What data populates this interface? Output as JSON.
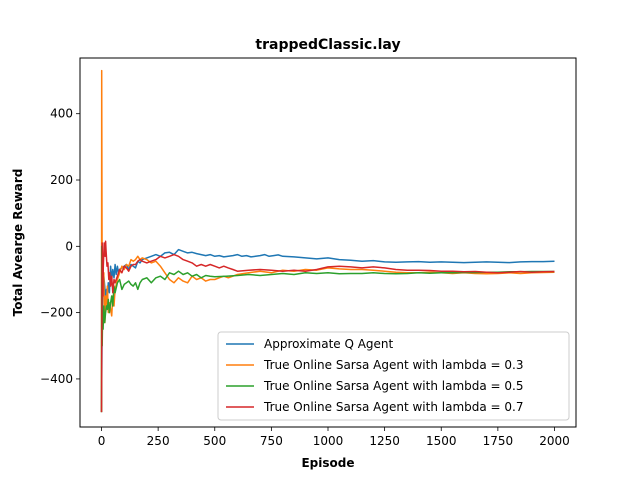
{
  "chart_data": {
    "type": "line",
    "title": "trappedClassic.lay",
    "xlabel": "Episode",
    "ylabel": "Total Avearge Reward",
    "xlim": [
      -95,
      2095
    ],
    "ylim": [
      -545,
      568
    ],
    "xticks": [
      0,
      250,
      500,
      750,
      1000,
      1250,
      1500,
      1750,
      2000
    ],
    "yticks": [
      -400,
      -200,
      0,
      200,
      400
    ],
    "tick_labels_x": [
      "0",
      "250",
      "500",
      "750",
      "1000",
      "1250",
      "1500",
      "1750",
      "2000"
    ],
    "tick_labels_y": [
      "−400",
      "−200",
      "0",
      "200",
      "400"
    ],
    "grid": false,
    "legend_position": "lower-right",
    "series": [
      {
        "name": "Approximate Q Agent",
        "color": "#1f77b4",
        "x": [
          0,
          2,
          4,
          6,
          8,
          10,
          14,
          18,
          22,
          26,
          30,
          35,
          40,
          45,
          50,
          55,
          60,
          65,
          70,
          75,
          80,
          90,
          100,
          110,
          120,
          130,
          140,
          150,
          160,
          170,
          180,
          200,
          220,
          240,
          260,
          280,
          300,
          320,
          340,
          360,
          380,
          400,
          420,
          440,
          460,
          480,
          500,
          520,
          540,
          560,
          580,
          600,
          620,
          640,
          660,
          680,
          700,
          720,
          740,
          760,
          780,
          800,
          850,
          900,
          950,
          1000,
          1050,
          1100,
          1150,
          1200,
          1250,
          1300,
          1350,
          1400,
          1450,
          1500,
          1550,
          1600,
          1650,
          1700,
          1750,
          1800,
          1850,
          1900,
          1950,
          2000
        ],
        "y": [
          -500,
          -300,
          -180,
          -120,
          -150,
          -90,
          -120,
          -160,
          -130,
          -150,
          -110,
          -140,
          -60,
          -100,
          -70,
          -95,
          -55,
          -85,
          -60,
          -80,
          -70,
          -65,
          -60,
          -55,
          -70,
          -55,
          -60,
          -65,
          -45,
          -50,
          -40,
          -35,
          -30,
          -25,
          -30,
          -20,
          -18,
          -25,
          -10,
          -15,
          -20,
          -18,
          -22,
          -25,
          -28,
          -25,
          -30,
          -28,
          -32,
          -30,
          -28,
          -25,
          -30,
          -28,
          -32,
          -30,
          -28,
          -25,
          -30,
          -28,
          -26,
          -30,
          -32,
          -35,
          -38,
          -35,
          -40,
          -42,
          -45,
          -43,
          -47,
          -48,
          -47,
          -46,
          -48,
          -47,
          -48,
          -49,
          -48,
          -47,
          -48,
          -49,
          -47,
          -46,
          -46,
          -45
        ]
      },
      {
        "name": "True Online Sarsa Agent with lambda = 0.3",
        "color": "#ff7f0e",
        "x": [
          0,
          1,
          2,
          3,
          4,
          5,
          6,
          8,
          10,
          12,
          15,
          18,
          22,
          26,
          30,
          35,
          40,
          45,
          50,
          55,
          60,
          70,
          80,
          90,
          100,
          110,
          120,
          130,
          140,
          150,
          160,
          170,
          180,
          200,
          220,
          240,
          260,
          280,
          300,
          320,
          340,
          360,
          380,
          400,
          420,
          440,
          460,
          480,
          500,
          520,
          540,
          560,
          580,
          600,
          650,
          700,
          750,
          800,
          850,
          900,
          950,
          1000,
          1050,
          1100,
          1150,
          1200,
          1250,
          1300,
          1350,
          1400,
          1450,
          1500,
          1550,
          1600,
          1650,
          1700,
          1750,
          1800,
          1850,
          1900,
          1950,
          2000
        ],
        "y": [
          -500,
          530,
          100,
          -150,
          -50,
          -100,
          -60,
          -150,
          -80,
          -200,
          -230,
          -150,
          -180,
          -120,
          -200,
          -170,
          -190,
          -210,
          -150,
          -180,
          -130,
          -100,
          -80,
          -60,
          -70,
          -55,
          -60,
          -40,
          -45,
          -40,
          -30,
          -40,
          -35,
          -40,
          -50,
          -45,
          -60,
          -80,
          -100,
          -110,
          -95,
          -105,
          -110,
          -90,
          -100,
          -95,
          -105,
          -100,
          -100,
          -95,
          -90,
          -95,
          -90,
          -85,
          -80,
          -75,
          -80,
          -72,
          -75,
          -70,
          -72,
          -65,
          -68,
          -70,
          -70,
          -72,
          -75,
          -78,
          -80,
          -80,
          -78,
          -80,
          -82,
          -80,
          -82,
          -83,
          -82,
          -80,
          -82,
          -80,
          -79,
          -78
        ]
      },
      {
        "name": "True Online Sarsa Agent with lambda = 0.5",
        "color": "#2ca02c",
        "x": [
          0,
          1,
          2,
          3,
          5,
          7,
          10,
          14,
          18,
          22,
          26,
          30,
          35,
          40,
          45,
          50,
          55,
          60,
          70,
          80,
          90,
          100,
          110,
          120,
          130,
          140,
          150,
          160,
          170,
          180,
          200,
          220,
          240,
          260,
          280,
          300,
          320,
          340,
          360,
          380,
          400,
          420,
          440,
          460,
          480,
          500,
          550,
          600,
          650,
          700,
          750,
          800,
          850,
          900,
          950,
          1000,
          1050,
          1100,
          1150,
          1200,
          1250,
          1300,
          1350,
          1400,
          1450,
          1500,
          1550,
          1600,
          1650,
          1700,
          1750,
          1800,
          1850,
          1900,
          1950,
          2000
        ],
        "y": [
          -500,
          0,
          -150,
          -300,
          -200,
          -250,
          -180,
          -230,
          -200,
          -180,
          -190,
          -160,
          -200,
          -170,
          -150,
          -180,
          -120,
          -140,
          -110,
          -100,
          -130,
          -115,
          -110,
          -105,
          -115,
          -120,
          -110,
          -130,
          -110,
          -100,
          -95,
          -110,
          -95,
          -90,
          -100,
          -80,
          -85,
          -75,
          -85,
          -80,
          -90,
          -85,
          -95,
          -88,
          -90,
          -92,
          -90,
          -88,
          -85,
          -88,
          -85,
          -82,
          -85,
          -80,
          -82,
          -80,
          -83,
          -82,
          -82,
          -80,
          -82,
          -83,
          -82,
          -80,
          -81,
          -80,
          -80,
          -79,
          -79,
          -78,
          -78,
          -77,
          -77,
          -76,
          -76,
          -76
        ]
      },
      {
        "name": "True Online Sarsa Agent with lambda = 0.7",
        "color": "#d62728",
        "x": [
          0,
          1,
          2,
          3,
          4,
          5,
          6,
          8,
          10,
          12,
          14,
          16,
          18,
          20,
          24,
          28,
          32,
          36,
          40,
          45,
          50,
          55,
          60,
          70,
          80,
          90,
          100,
          110,
          120,
          130,
          140,
          150,
          160,
          170,
          180,
          200,
          220,
          240,
          260,
          280,
          300,
          320,
          340,
          360,
          380,
          400,
          420,
          440,
          460,
          480,
          500,
          520,
          540,
          560,
          580,
          600,
          650,
          700,
          750,
          800,
          850,
          900,
          950,
          1000,
          1050,
          1100,
          1150,
          1200,
          1250,
          1300,
          1350,
          1400,
          1450,
          1500,
          1550,
          1600,
          1650,
          1700,
          1750,
          1800,
          1850,
          1900,
          1950,
          2000
        ],
        "y": [
          -500,
          -350,
          -150,
          10,
          -100,
          -50,
          -150,
          -60,
          -20,
          10,
          5,
          -30,
          15,
          -10,
          -60,
          -50,
          -100,
          -80,
          -120,
          -90,
          -140,
          -100,
          -110,
          -90,
          -70,
          -80,
          -60,
          -65,
          -75,
          -60,
          -55,
          -55,
          -45,
          -40,
          -45,
          -50,
          -45,
          -40,
          -30,
          -35,
          -30,
          -25,
          -30,
          -40,
          -45,
          -50,
          -60,
          -55,
          -60,
          -55,
          -60,
          -65,
          -60,
          -65,
          -70,
          -75,
          -72,
          -70,
          -72,
          -75,
          -72,
          -75,
          -70,
          -62,
          -60,
          -62,
          -65,
          -62,
          -65,
          -70,
          -72,
          -72,
          -73,
          -75,
          -75,
          -77,
          -76,
          -78,
          -80,
          -78,
          -76,
          -78,
          -77,
          -76
        ]
      }
    ]
  }
}
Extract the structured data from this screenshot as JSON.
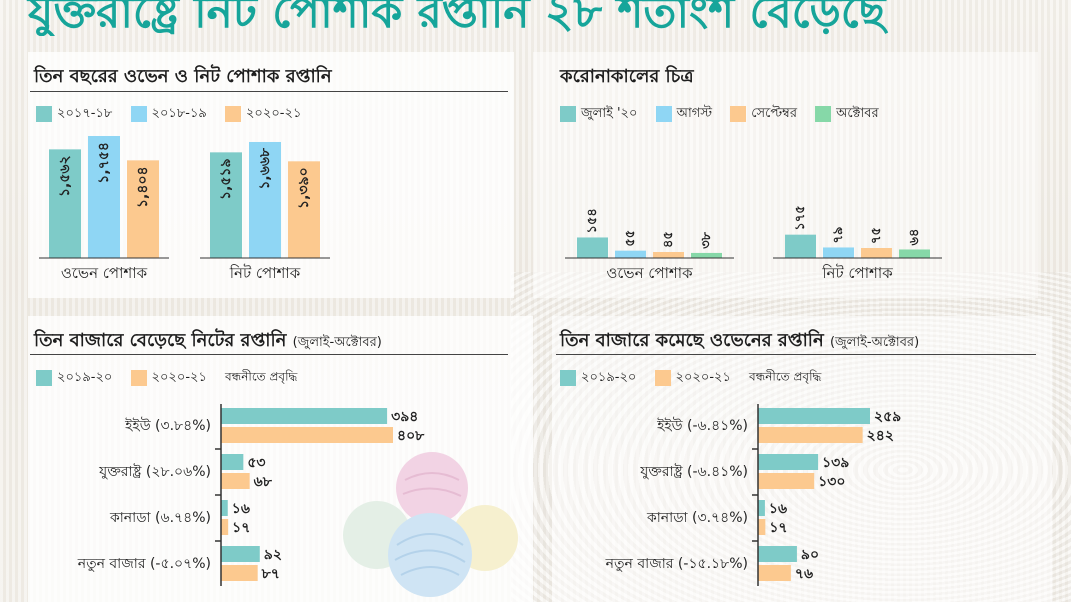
{
  "headline": "যুক্তরাষ্ট্রে নিট পোশাক রপ্তানি ২৮ শতাংশ বেড়েছে",
  "colors": {
    "teal": "#7ecbc8",
    "sky": "#8fd6f4",
    "peach": "#fcc98f",
    "green": "#86d8a8",
    "accent": "#16a59a"
  },
  "panel1": {
    "title": "তিন বছরের ওভেন ও নিট পোশাক রপ্তানি",
    "legend": [
      "২০১৭-১৮",
      "২০১৮-১৯",
      "২০২০-২১"
    ]
  },
  "panel2": {
    "title": "করোনাকালের চিত্র",
    "legend": [
      "জুলাই '২০",
      "আগস্ট",
      "সেপ্টেম্বর",
      "অক্টোবর"
    ]
  },
  "panel3": {
    "title": "তিন বাজারে বেড়েছে নিটের রপ্তানি",
    "subtitle": "(জুলাই-অক্টোবর)",
    "legend": [
      "২০১৯-২০",
      "২০২০-২১"
    ],
    "legend_note": "বন্ধনীতে প্রবৃদ্ধি"
  },
  "panel4": {
    "title": "তিন বাজারে কমেছে ওভেনের রপ্তানি",
    "subtitle": "(জুলাই-অক্টোবর)",
    "legend": [
      "২০১৯-২০",
      "২০২০-২১"
    ],
    "legend_note": "বন্ধনীতে প্রবৃদ্ধি"
  },
  "chart_data": [
    {
      "type": "bar",
      "categories": [
        "ওভেন পোশাক",
        "নিট পোশাক"
      ],
      "series": [
        {
          "name": "২০১৭-১৮",
          "values": [
            1562,
            1519
          ],
          "labels": [
            "১,৫৬২",
            "১,৫১৯"
          ]
        },
        {
          "name": "২০১৮-১৯",
          "values": [
            1754,
            1668
          ],
          "labels": [
            "১,৭৫৪",
            "১,৬৬৮"
          ]
        },
        {
          "name": "২০২০-২১",
          "values": [
            1404,
            1390
          ],
          "labels": [
            "১,৪০৪",
            "১,৩৯০"
          ]
        }
      ]
    },
    {
      "type": "bar",
      "categories": [
        "ওভেন পোশাক",
        "নিট পোশাক"
      ],
      "series": [
        {
          "name": "জুলাই '২০",
          "values": [
            154,
            175
          ],
          "labels": [
            "১৫৪",
            "১৭৫"
          ]
        },
        {
          "name": "আগস্ট",
          "values": [
            55,
            79
          ],
          "labels": [
            "৫৫",
            "৭৯"
          ]
        },
        {
          "name": "সেপ্টেম্বর",
          "values": [
            45,
            75
          ],
          "labels": [
            "৪৫",
            "৭৫"
          ]
        },
        {
          "name": "অক্টোবর",
          "values": [
            38,
            64
          ],
          "labels": [
            "৩৮",
            "৬৪"
          ]
        }
      ]
    },
    {
      "type": "bar",
      "orientation": "horizontal",
      "categories": [
        "ইইউ (৩.৮৪%)",
        "যুক্তরাষ্ট্র (২৮.০৬%)",
        "কানাডা (৬.৭৪%)",
        "নতুন বাজার (-৫.০৭%)"
      ],
      "series": [
        {
          "name": "২০১৯-২০",
          "values": [
            394,
            53,
            16,
            92
          ],
          "labels": [
            "৩৯৪",
            "৫৩",
            "১৬",
            "৯২"
          ]
        },
        {
          "name": "২০২০-২১",
          "values": [
            408,
            68,
            17,
            87
          ],
          "labels": [
            "৪০৮",
            "৬৮",
            "১৭",
            "৮৭"
          ]
        }
      ]
    },
    {
      "type": "bar",
      "orientation": "horizontal",
      "categories": [
        "ইইউ (-৬.৪১%)",
        "যুক্তরাষ্ট্র (-৬.৪১%)",
        "কানাডা (৩.৭৪%)",
        "নতুন বাজার (-১৫.১৮%)"
      ],
      "series": [
        {
          "name": "২০১৯-২০",
          "values": [
            259,
            139,
            16,
            90
          ],
          "labels": [
            "২৫৯",
            "১৩৯",
            "১৬",
            "৯০"
          ]
        },
        {
          "name": "২০২০-২১",
          "values": [
            242,
            130,
            17,
            76
          ],
          "labels": [
            "২৪২",
            "১৩০",
            "১৭",
            "৭৬"
          ]
        }
      ]
    }
  ]
}
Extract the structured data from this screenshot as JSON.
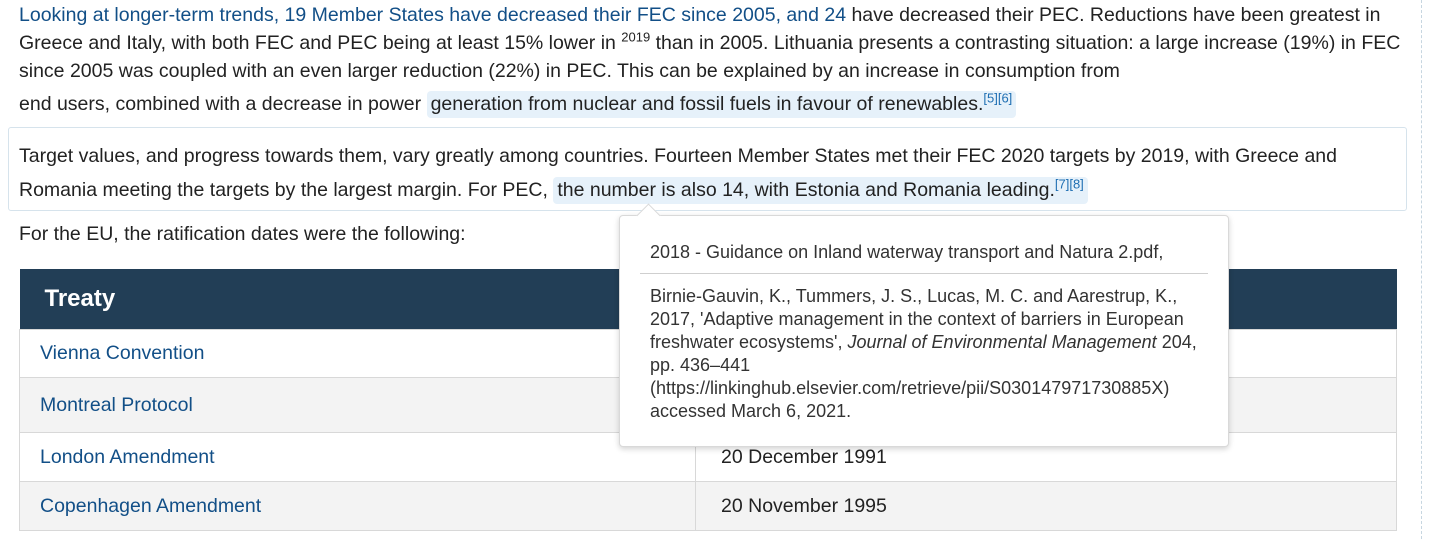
{
  "para1": {
    "link_text": "Looking at longer-term trends, 19 Member States have decreased their FEC since 2005, and 24",
    "text_a": " have decreased their PEC. Reductions have been greatest in Greece and Italy, with both FEC and PEC being at least 15% lower in ",
    "sup_year": "2019",
    "text_b": " than in 2005. Lithuania presents a contrasting situation: a large increase (19%) in FEC since 2005 was coupled with an even larger reduction (22%) in PEC. This can be explained by an increase in consumption from",
    "text_c": "end users, combined with a decrease in power ",
    "highlight": "generation from nuclear and fossil fuels in favour of renewables.",
    "refs": [
      "[5]",
      "[6]"
    ]
  },
  "para2": {
    "text_a": "Target values, and progress towards them, vary greatly among countries. Fourteen Member States met their FEC 2020 targets by 2019, with Greece and Romania meeting the targets by the largest margin. For PEC, ",
    "highlight": "the number is also 14, with Estonia and Romania leading.",
    "refs": [
      "[7]",
      "[8]"
    ]
  },
  "intro": "For the EU, the ratification dates were the following:",
  "table": {
    "header": [
      "Treaty",
      ""
    ],
    "rows": [
      {
        "treaty": "Vienna Convention",
        "date": ""
      },
      {
        "treaty": "Montreal Protocol",
        "date": ""
      },
      {
        "treaty": "London Amendment",
        "date": "20 December 1991"
      },
      {
        "treaty": "Copenhagen Amendment",
        "date": "20 November 1995"
      }
    ]
  },
  "tooltip": {
    "ref1": "2018 - Guidance on Inland waterway transport and Natura 2.pdf,",
    "ref2_a": "Birnie-Gauvin, K., Tummers, J. S., Lucas, M. C. and Aarestrup, K., 2017, 'Adaptive management in the context of barriers in European freshwater ecosystems', ",
    "ref2_journal": "Journal of Environmental Management",
    "ref2_b": " 204, pp. 436–441 (https://linkinghub.elsevier.com/retrieve/pii/S030147971730885X) accessed March 6, 2021."
  },
  "colors": {
    "link": "#124f87",
    "highlight_bg": "#e6f1fa",
    "table_header_bg": "#223e56"
  }
}
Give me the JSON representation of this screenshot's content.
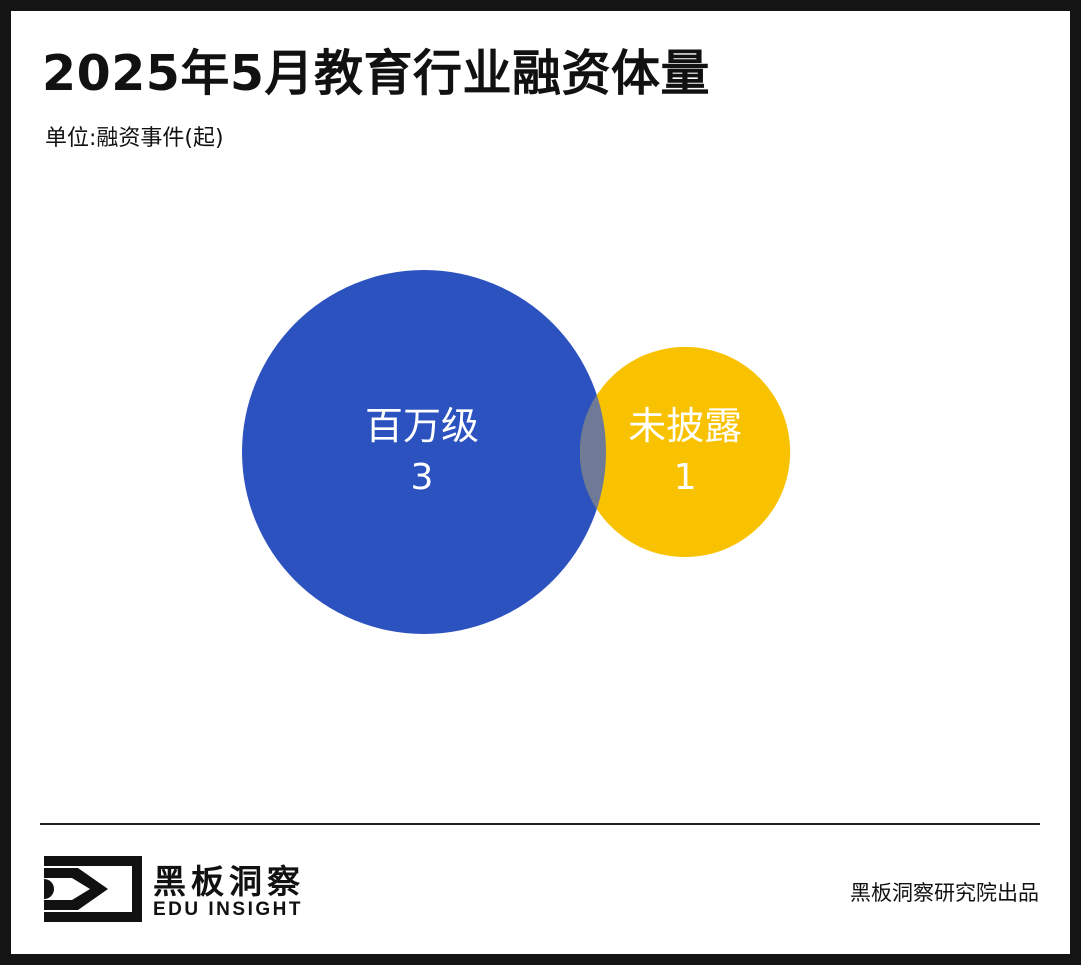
{
  "header": {
    "title": "2025年5月教育行业融资体量",
    "unit": "单位:融资事件(起)"
  },
  "chart_data": {
    "type": "bubble",
    "title": "2025年5月教育行业融资体量",
    "unit": "单位:融资事件(起)",
    "categories": [
      "百万级",
      "未披露"
    ],
    "values": [
      3,
      1
    ],
    "colors": [
      "#2C52BF",
      "#F9C200"
    ],
    "overlap_color": "#6E7A96"
  },
  "footer": {
    "logo_cn": "黑板洞察",
    "logo_en": "EDU INSIGHT",
    "credit": "黑板洞察研究院出品"
  }
}
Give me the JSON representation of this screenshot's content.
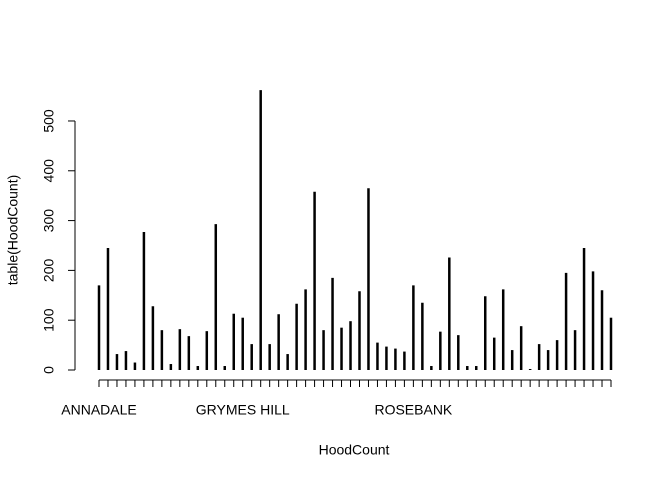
{
  "chart_data": {
    "type": "bar",
    "xlabel": "HoodCount",
    "ylabel": "table(HoodCount)",
    "categories": [
      "ANNADALE",
      null,
      null,
      null,
      null,
      null,
      null,
      null,
      null,
      null,
      null,
      null,
      null,
      null,
      null,
      null,
      "GRYMES HILL",
      null,
      null,
      null,
      null,
      null,
      null,
      null,
      null,
      null,
      null,
      null,
      null,
      null,
      null,
      null,
      null,
      null,
      null,
      "ROSEBANK",
      null,
      null,
      null,
      null,
      null,
      null,
      null,
      null,
      null,
      null,
      null,
      null,
      null,
      null,
      null,
      null,
      null,
      null,
      null,
      null,
      null,
      null
    ],
    "values": [
      170,
      245,
      32,
      38,
      15,
      277,
      128,
      80,
      12,
      82,
      68,
      8,
      78,
      293,
      8,
      113,
      105,
      52,
      562,
      52,
      112,
      32,
      133,
      162,
      358,
      80,
      185,
      85,
      98,
      158,
      365,
      55,
      47,
      43,
      37,
      170,
      135,
      8,
      77,
      226,
      70,
      8,
      8,
      148,
      65,
      162,
      40,
      88,
      2,
      52,
      40,
      60,
      195,
      80,
      245,
      198,
      160,
      105
    ],
    "color": "#000000",
    "ylim": [
      0,
      565
    ],
    "yticks": [
      0,
      100,
      200,
      300,
      400,
      500
    ]
  }
}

- **Do this**
Find the word "decreased" in the entries above and gather every line that holds it.

- **Complete answer**
    "link_text": "Looking at longer-term trends, 19 Member States have decreased their FEC since 2005, and 24",
    "text_a": " have decreased their PEC. Reductions have been greatest in Greece and Italy, with both FEC and PEC being at least 15% lower in ",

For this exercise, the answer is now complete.